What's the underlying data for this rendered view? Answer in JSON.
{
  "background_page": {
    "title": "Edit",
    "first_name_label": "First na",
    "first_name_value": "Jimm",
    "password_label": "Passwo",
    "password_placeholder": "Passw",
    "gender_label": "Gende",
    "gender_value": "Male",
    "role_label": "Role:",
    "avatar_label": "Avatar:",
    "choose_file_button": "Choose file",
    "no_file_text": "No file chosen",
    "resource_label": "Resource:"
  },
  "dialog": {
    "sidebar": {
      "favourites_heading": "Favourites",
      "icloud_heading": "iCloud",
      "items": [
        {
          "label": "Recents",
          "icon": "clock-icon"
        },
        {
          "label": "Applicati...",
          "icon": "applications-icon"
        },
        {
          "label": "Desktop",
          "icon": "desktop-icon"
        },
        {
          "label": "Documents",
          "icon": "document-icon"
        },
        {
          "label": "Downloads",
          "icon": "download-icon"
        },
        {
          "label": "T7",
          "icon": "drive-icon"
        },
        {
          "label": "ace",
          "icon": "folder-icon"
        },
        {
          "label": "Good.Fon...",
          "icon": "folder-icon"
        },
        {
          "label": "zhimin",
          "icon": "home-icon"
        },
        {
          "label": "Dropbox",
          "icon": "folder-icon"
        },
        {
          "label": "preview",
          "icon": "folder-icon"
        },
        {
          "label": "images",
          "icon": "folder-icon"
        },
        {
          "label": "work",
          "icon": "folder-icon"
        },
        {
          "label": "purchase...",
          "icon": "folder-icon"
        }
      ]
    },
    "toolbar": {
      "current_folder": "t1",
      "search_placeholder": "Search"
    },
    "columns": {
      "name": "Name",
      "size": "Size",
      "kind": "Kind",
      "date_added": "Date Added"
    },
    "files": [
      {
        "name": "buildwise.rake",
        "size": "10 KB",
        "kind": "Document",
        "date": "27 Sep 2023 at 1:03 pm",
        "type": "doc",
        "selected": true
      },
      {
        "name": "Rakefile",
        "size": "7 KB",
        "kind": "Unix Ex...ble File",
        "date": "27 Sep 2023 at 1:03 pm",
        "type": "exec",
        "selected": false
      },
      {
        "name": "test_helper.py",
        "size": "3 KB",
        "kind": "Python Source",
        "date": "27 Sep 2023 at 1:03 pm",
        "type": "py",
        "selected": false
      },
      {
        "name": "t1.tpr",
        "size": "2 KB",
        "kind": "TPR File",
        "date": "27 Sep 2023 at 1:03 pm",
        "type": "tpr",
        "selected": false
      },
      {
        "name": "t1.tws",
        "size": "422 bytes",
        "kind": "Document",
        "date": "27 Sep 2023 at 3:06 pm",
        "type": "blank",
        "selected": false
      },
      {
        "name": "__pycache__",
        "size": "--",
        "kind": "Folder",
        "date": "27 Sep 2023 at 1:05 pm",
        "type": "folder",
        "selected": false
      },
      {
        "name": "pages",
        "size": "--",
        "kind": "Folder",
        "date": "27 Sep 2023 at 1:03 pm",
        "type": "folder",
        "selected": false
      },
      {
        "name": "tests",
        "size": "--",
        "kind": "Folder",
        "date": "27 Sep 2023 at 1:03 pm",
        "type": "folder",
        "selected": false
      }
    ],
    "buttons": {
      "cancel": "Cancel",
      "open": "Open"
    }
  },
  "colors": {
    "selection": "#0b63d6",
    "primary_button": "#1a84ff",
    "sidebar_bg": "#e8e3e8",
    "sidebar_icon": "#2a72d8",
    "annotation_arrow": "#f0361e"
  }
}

*TO DO:* Restate the whole listing exactly.

*REPLY TO THE EXERCISE:*
What's the underlying data for this rendered view? Answer in JSON.
{
  "background_page": {
    "title": "Edit",
    "first_name_label": "First na",
    "first_name_value": "Jimm",
    "password_label": "Passwo",
    "password_placeholder": "Passw",
    "gender_label": "Gende",
    "gender_value": "Male",
    "role_label": "Role:",
    "avatar_label": "Avatar:",
    "choose_file_button": "Choose file",
    "no_file_text": "No file chosen",
    "resource_label": "Resource:"
  },
  "dialog": {
    "sidebar": {
      "favourites_heading": "Favourites",
      "icloud_heading": "iCloud",
      "items": [
        {
          "label": "Recents",
          "icon": "clock-icon"
        },
        {
          "label": "Applicati...",
          "icon": "applications-icon"
        },
        {
          "label": "Desktop",
          "icon": "desktop-icon"
        },
        {
          "label": "Documents",
          "icon": "document-icon"
        },
        {
          "label": "Downloads",
          "icon": "download-icon"
        },
        {
          "label": "T7",
          "icon": "drive-icon"
        },
        {
          "label": "ace",
          "icon": "folder-icon"
        },
        {
          "label": "Good.Fon...",
          "icon": "folder-icon"
        },
        {
          "label": "zhimin",
          "icon": "home-icon"
        },
        {
          "label": "Dropbox",
          "icon": "folder-icon"
        },
        {
          "label": "preview",
          "icon": "folder-icon"
        },
        {
          "label": "images",
          "icon": "folder-icon"
        },
        {
          "label": "work",
          "icon": "folder-icon"
        },
        {
          "label": "purchase...",
          "icon": "folder-icon"
        }
      ]
    },
    "toolbar": {
      "current_folder": "t1",
      "search_placeholder": "Search"
    },
    "columns": {
      "name": "Name",
      "size": "Size",
      "kind": "Kind",
      "date_added": "Date Added"
    },
    "files": [
      {
        "name": "buildwise.rake",
        "size": "10 KB",
        "kind": "Document",
        "date": "27 Sep 2023 at 1:03 pm",
        "type": "doc",
        "selected": true
      },
      {
        "name": "Rakefile",
        "size": "7 KB",
        "kind": "Unix Ex...ble File",
        "date": "27 Sep 2023 at 1:03 pm",
        "type": "exec",
        "selected": false
      },
      {
        "name": "test_helper.py",
        "size": "3 KB",
        "kind": "Python Source",
        "date": "27 Sep 2023 at 1:03 pm",
        "type": "py",
        "selected": false
      },
      {
        "name": "t1.tpr",
        "size": "2 KB",
        "kind": "TPR File",
        "date": "27 Sep 2023 at 1:03 pm",
        "type": "tpr",
        "selected": false
      },
      {
        "name": "t1.tws",
        "size": "422 bytes",
        "kind": "Document",
        "date": "27 Sep 2023 at 3:06 pm",
        "type": "blank",
        "selected": false
      },
      {
        "name": "__pycache__",
        "size": "--",
        "kind": "Folder",
        "date": "27 Sep 2023 at 1:05 pm",
        "type": "folder",
        "selected": false
      },
      {
        "name": "pages",
        "size": "--",
        "kind": "Folder",
        "date": "27 Sep 2023 at 1:03 pm",
        "type": "folder",
        "selected": false
      },
      {
        "name": "tests",
        "size": "--",
        "kind": "Folder",
        "date": "27 Sep 2023 at 1:03 pm",
        "type": "folder",
        "selected": false
      }
    ],
    "buttons": {
      "cancel": "Cancel",
      "open": "Open"
    }
  },
  "colors": {
    "selection": "#0b63d6",
    "primary_button": "#1a84ff",
    "sidebar_bg": "#e8e3e8",
    "sidebar_icon": "#2a72d8",
    "annotation_arrow": "#f0361e"
  }
}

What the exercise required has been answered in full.